- _What to produce_: Determine the number of lines that have the string "content" in them, and give only that number.

(Rows from a figure dataset)
>> BEGIN

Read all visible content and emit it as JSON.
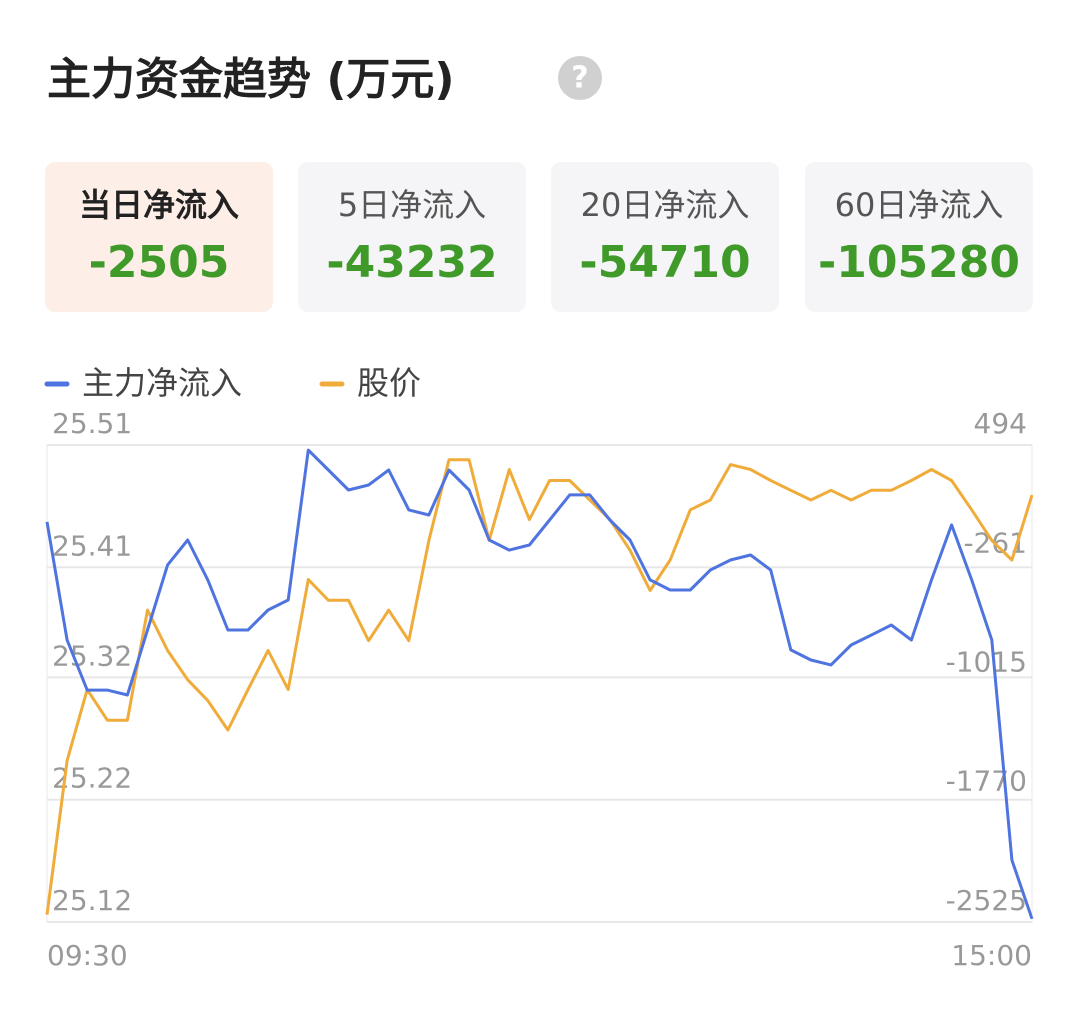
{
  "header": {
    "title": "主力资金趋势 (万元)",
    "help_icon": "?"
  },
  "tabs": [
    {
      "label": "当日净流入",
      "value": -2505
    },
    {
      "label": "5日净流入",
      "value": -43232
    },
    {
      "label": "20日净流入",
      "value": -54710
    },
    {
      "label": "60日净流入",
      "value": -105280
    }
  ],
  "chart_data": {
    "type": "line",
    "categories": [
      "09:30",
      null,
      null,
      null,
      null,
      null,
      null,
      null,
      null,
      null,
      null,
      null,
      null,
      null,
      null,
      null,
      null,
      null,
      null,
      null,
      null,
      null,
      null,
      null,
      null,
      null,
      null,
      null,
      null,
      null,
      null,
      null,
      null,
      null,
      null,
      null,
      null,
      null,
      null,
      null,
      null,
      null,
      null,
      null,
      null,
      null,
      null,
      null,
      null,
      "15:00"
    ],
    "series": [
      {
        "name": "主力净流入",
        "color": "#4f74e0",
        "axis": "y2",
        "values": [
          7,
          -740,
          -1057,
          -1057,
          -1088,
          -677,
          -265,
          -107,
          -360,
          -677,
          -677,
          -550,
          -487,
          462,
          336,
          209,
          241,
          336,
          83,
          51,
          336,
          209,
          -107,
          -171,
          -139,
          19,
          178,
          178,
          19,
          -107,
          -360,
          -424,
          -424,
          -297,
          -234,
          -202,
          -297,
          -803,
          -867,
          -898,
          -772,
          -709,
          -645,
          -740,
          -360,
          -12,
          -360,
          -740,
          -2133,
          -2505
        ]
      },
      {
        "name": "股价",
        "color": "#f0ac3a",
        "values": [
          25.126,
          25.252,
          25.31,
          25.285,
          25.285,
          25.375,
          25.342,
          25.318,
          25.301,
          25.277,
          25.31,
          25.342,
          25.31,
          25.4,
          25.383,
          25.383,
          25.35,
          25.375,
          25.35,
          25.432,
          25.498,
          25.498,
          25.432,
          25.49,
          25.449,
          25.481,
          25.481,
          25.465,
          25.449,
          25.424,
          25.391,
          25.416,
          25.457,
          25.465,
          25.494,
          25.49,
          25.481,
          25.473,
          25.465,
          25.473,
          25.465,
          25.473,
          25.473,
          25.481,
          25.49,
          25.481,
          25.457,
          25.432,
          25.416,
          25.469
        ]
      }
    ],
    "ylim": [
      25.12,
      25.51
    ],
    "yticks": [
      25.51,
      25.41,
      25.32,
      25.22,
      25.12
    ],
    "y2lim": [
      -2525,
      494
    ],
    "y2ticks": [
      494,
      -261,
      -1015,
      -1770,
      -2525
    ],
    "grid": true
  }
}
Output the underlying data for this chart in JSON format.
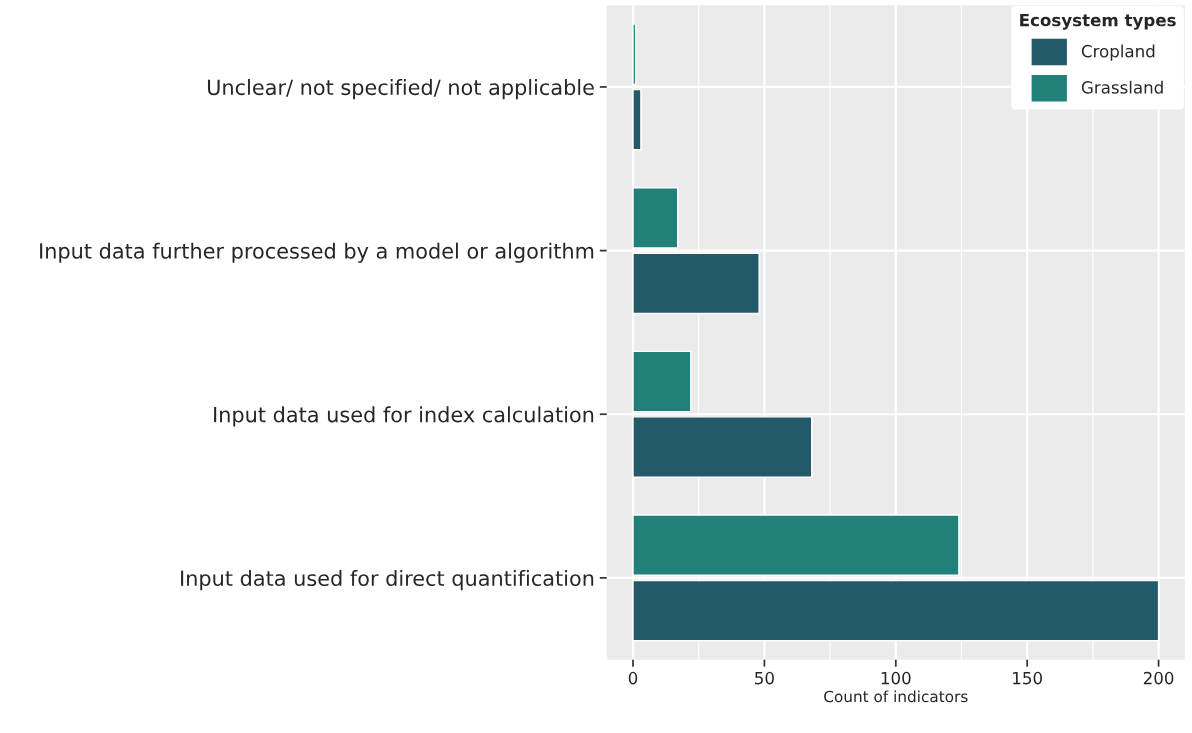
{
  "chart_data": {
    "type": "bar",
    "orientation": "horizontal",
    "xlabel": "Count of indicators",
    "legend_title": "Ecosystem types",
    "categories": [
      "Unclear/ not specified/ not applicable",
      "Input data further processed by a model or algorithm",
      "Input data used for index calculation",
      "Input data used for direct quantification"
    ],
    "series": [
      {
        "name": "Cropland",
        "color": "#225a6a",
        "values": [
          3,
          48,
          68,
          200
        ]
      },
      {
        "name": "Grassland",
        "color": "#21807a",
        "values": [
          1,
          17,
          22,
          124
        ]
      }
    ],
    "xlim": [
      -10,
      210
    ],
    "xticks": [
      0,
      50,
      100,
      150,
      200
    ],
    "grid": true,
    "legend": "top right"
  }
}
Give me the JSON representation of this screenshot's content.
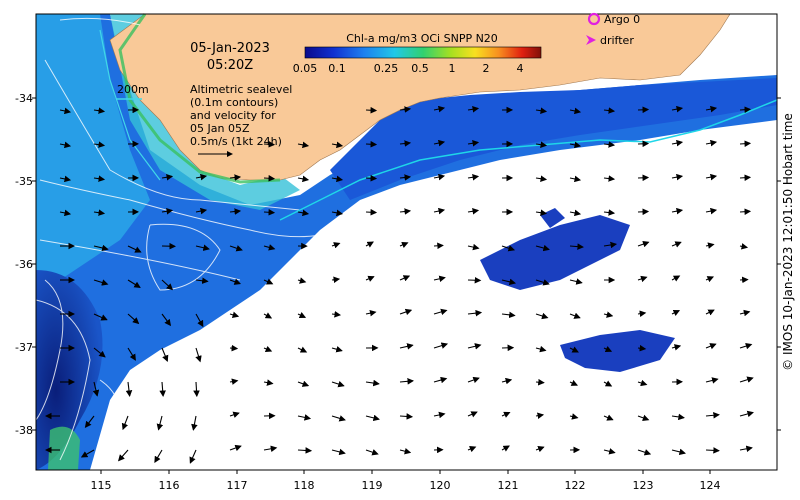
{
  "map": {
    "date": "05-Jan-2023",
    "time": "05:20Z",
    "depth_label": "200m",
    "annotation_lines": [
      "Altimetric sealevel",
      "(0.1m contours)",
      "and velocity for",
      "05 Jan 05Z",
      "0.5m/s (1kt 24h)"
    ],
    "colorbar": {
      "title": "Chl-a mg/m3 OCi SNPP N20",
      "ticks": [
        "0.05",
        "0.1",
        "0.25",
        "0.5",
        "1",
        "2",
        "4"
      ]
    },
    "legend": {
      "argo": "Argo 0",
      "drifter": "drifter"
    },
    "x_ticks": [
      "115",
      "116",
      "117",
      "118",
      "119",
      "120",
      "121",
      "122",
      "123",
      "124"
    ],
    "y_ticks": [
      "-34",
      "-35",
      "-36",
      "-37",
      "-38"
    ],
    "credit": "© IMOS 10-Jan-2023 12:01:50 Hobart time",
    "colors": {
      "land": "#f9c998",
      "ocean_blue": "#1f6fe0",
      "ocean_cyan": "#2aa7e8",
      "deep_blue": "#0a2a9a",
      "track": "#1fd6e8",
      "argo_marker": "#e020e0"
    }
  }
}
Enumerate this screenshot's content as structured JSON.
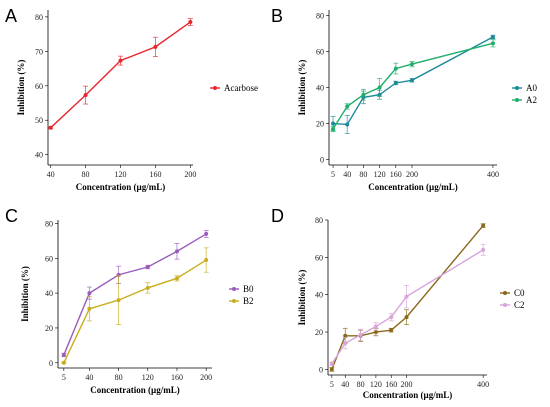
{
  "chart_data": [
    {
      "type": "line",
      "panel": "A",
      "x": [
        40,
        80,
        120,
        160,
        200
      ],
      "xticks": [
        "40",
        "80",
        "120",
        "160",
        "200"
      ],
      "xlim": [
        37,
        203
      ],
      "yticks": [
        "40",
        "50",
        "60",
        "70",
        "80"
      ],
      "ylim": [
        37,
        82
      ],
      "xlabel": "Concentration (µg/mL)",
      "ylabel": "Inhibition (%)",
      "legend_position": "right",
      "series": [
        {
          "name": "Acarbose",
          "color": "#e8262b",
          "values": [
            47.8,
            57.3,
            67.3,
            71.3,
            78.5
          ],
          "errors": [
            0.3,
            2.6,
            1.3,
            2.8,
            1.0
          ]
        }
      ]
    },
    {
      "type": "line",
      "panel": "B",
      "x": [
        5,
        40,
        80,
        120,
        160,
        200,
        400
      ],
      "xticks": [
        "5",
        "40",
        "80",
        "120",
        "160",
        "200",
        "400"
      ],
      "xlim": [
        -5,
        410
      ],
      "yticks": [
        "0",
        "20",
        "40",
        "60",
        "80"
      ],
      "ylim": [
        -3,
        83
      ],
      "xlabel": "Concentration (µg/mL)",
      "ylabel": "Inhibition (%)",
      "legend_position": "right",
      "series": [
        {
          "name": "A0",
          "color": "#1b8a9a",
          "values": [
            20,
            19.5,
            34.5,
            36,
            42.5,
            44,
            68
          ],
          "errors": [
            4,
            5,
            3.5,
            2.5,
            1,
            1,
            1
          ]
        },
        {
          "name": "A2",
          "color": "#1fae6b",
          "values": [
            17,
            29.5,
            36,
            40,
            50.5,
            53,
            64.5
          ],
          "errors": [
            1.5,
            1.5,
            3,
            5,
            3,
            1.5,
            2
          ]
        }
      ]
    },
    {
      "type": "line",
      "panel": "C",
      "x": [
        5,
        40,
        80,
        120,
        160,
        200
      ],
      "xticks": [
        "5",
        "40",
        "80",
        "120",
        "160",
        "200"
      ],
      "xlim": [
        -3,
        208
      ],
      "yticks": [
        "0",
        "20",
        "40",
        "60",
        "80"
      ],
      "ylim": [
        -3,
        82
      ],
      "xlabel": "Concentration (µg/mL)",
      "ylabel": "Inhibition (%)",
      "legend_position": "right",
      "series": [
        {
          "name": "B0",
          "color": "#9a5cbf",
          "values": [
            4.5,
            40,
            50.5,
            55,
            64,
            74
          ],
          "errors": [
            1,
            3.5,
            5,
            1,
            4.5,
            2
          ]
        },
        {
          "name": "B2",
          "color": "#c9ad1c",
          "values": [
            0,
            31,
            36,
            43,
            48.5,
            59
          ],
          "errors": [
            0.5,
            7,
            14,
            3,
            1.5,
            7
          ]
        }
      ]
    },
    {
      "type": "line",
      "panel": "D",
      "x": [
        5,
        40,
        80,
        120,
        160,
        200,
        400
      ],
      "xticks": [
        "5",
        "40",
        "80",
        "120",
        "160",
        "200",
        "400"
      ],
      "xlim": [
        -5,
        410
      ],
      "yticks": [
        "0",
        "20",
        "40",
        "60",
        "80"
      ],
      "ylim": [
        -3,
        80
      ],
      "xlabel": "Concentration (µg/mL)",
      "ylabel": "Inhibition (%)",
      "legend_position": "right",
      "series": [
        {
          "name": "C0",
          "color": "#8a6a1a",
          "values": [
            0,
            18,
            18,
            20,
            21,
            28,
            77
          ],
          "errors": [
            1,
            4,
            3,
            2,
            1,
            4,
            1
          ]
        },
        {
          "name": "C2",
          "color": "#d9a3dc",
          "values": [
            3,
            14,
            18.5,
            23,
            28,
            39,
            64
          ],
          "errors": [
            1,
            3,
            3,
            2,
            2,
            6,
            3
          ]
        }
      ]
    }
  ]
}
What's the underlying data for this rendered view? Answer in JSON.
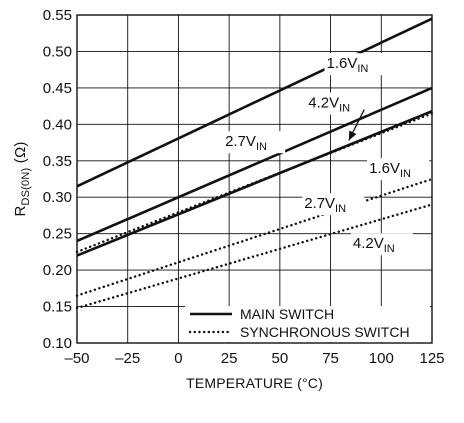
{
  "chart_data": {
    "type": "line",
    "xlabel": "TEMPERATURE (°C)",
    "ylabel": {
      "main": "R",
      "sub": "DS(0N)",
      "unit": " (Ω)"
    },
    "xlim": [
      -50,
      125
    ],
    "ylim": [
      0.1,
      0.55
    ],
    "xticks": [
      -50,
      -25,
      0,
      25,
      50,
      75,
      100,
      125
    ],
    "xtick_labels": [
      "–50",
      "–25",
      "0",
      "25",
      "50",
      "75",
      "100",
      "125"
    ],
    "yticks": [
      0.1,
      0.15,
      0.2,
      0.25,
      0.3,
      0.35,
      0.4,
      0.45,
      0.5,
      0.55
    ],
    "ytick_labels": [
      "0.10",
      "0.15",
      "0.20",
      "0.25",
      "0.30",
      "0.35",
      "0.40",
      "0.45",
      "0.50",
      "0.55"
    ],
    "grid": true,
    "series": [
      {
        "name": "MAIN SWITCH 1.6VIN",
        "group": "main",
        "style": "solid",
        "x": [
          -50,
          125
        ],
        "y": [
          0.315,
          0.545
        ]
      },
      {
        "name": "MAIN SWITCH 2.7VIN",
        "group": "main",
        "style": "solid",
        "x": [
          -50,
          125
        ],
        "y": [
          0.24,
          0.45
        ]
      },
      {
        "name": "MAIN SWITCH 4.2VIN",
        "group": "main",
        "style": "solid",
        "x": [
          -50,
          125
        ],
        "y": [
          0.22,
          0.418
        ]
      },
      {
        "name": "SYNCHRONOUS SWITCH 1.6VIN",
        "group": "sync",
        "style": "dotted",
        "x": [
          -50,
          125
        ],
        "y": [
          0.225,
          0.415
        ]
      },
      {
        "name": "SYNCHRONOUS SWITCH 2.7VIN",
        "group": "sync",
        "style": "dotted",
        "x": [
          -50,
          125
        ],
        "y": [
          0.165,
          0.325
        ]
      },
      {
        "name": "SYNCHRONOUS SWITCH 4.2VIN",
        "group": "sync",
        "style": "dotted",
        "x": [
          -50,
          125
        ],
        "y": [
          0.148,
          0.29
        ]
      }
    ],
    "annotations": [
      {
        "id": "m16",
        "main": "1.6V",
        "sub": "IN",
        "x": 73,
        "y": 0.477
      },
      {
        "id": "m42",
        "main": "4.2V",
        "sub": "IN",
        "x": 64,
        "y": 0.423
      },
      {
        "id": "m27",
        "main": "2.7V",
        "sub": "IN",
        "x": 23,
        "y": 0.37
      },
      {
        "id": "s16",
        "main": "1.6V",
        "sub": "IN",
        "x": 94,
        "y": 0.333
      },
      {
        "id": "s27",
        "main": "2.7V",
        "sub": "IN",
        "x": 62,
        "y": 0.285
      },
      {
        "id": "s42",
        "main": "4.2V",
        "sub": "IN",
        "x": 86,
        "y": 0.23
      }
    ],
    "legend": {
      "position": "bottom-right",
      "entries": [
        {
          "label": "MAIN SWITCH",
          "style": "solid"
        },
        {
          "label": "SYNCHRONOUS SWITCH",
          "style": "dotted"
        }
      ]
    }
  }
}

>> END

- _Result of this exercise_: 3